Omit images. Retype all entries verbatim.

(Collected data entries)
%%

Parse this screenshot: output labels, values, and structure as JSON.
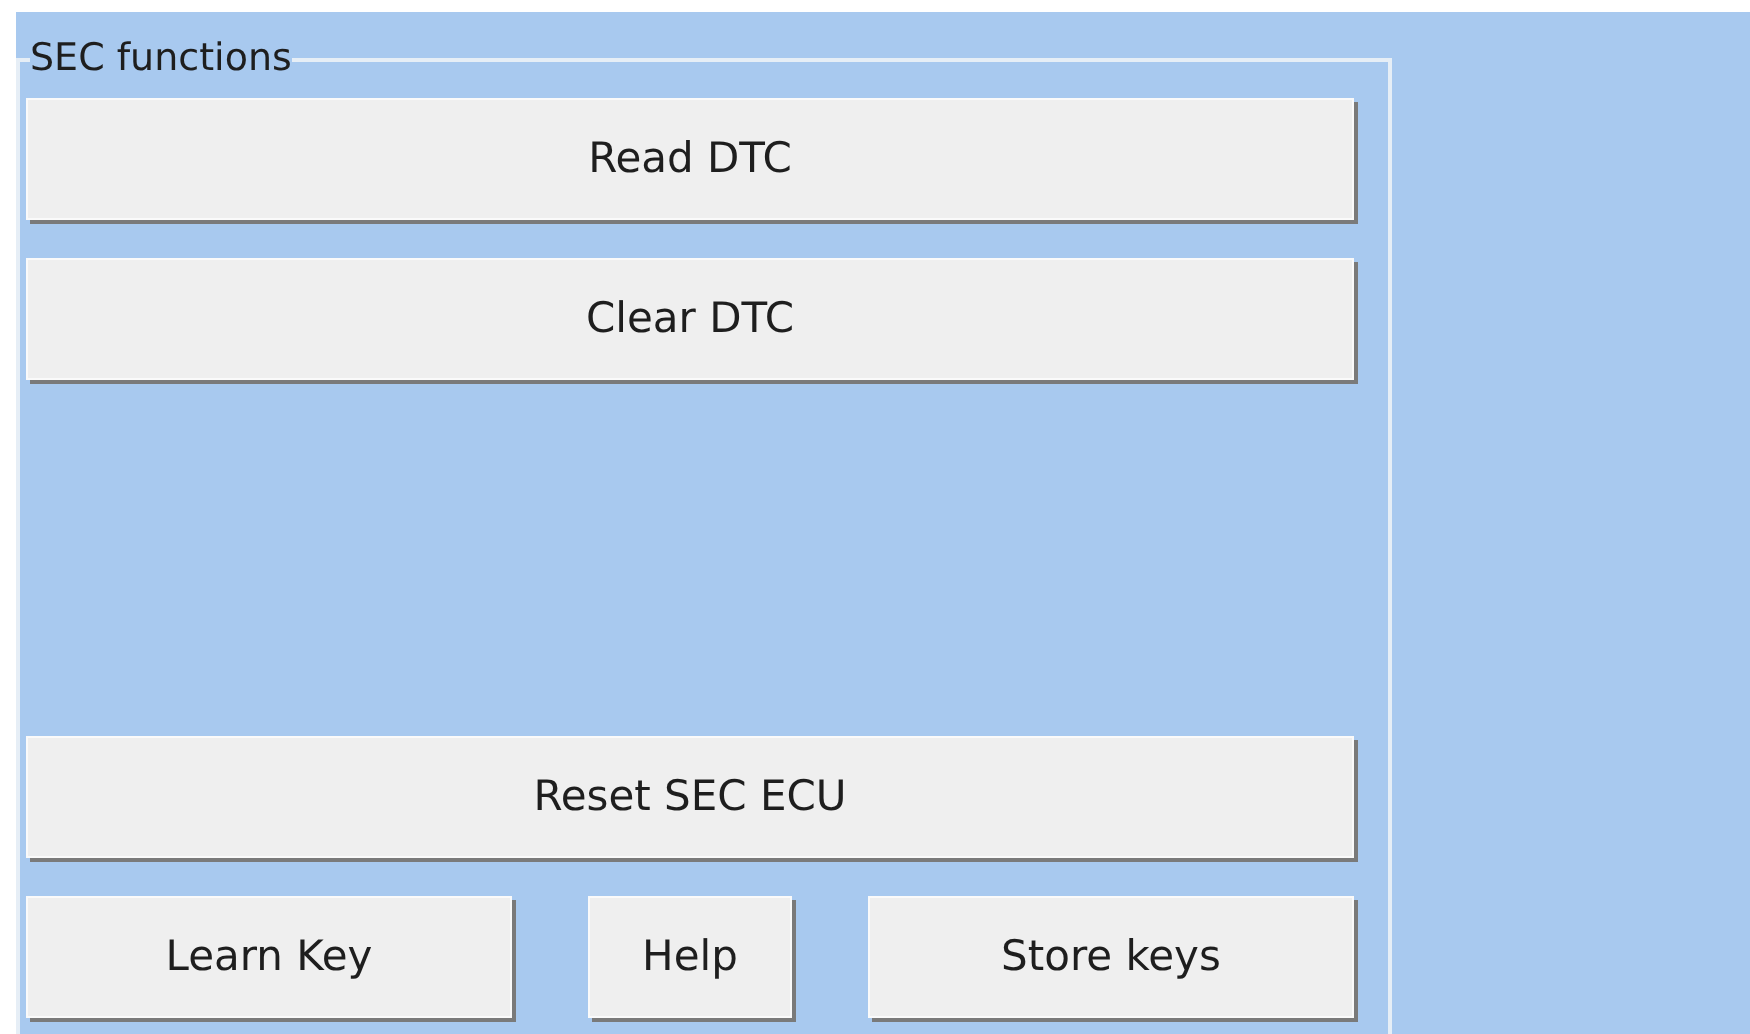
{
  "group": {
    "title": "SEC functions"
  },
  "top_buttons": [
    "Read DTC",
    "Clear DTC"
  ],
  "middle_buttons": [
    "Reset SEC ECU"
  ],
  "bottom_buttons": [
    "Learn Key",
    "Help",
    "Store keys"
  ]
}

%%

▸ **The solution**:
Parse this screenshot: output labels, values, and structure as JSON.
{
  "group": {
    "title": "SEC functions"
  },
  "top_buttons": [
    "Read DTC",
    "Clear DTC"
  ],
  "middle_buttons": [
    "Reset SEC ECU"
  ],
  "bottom_buttons": [
    "Learn Key",
    "Help",
    "Store keys"
  ]
}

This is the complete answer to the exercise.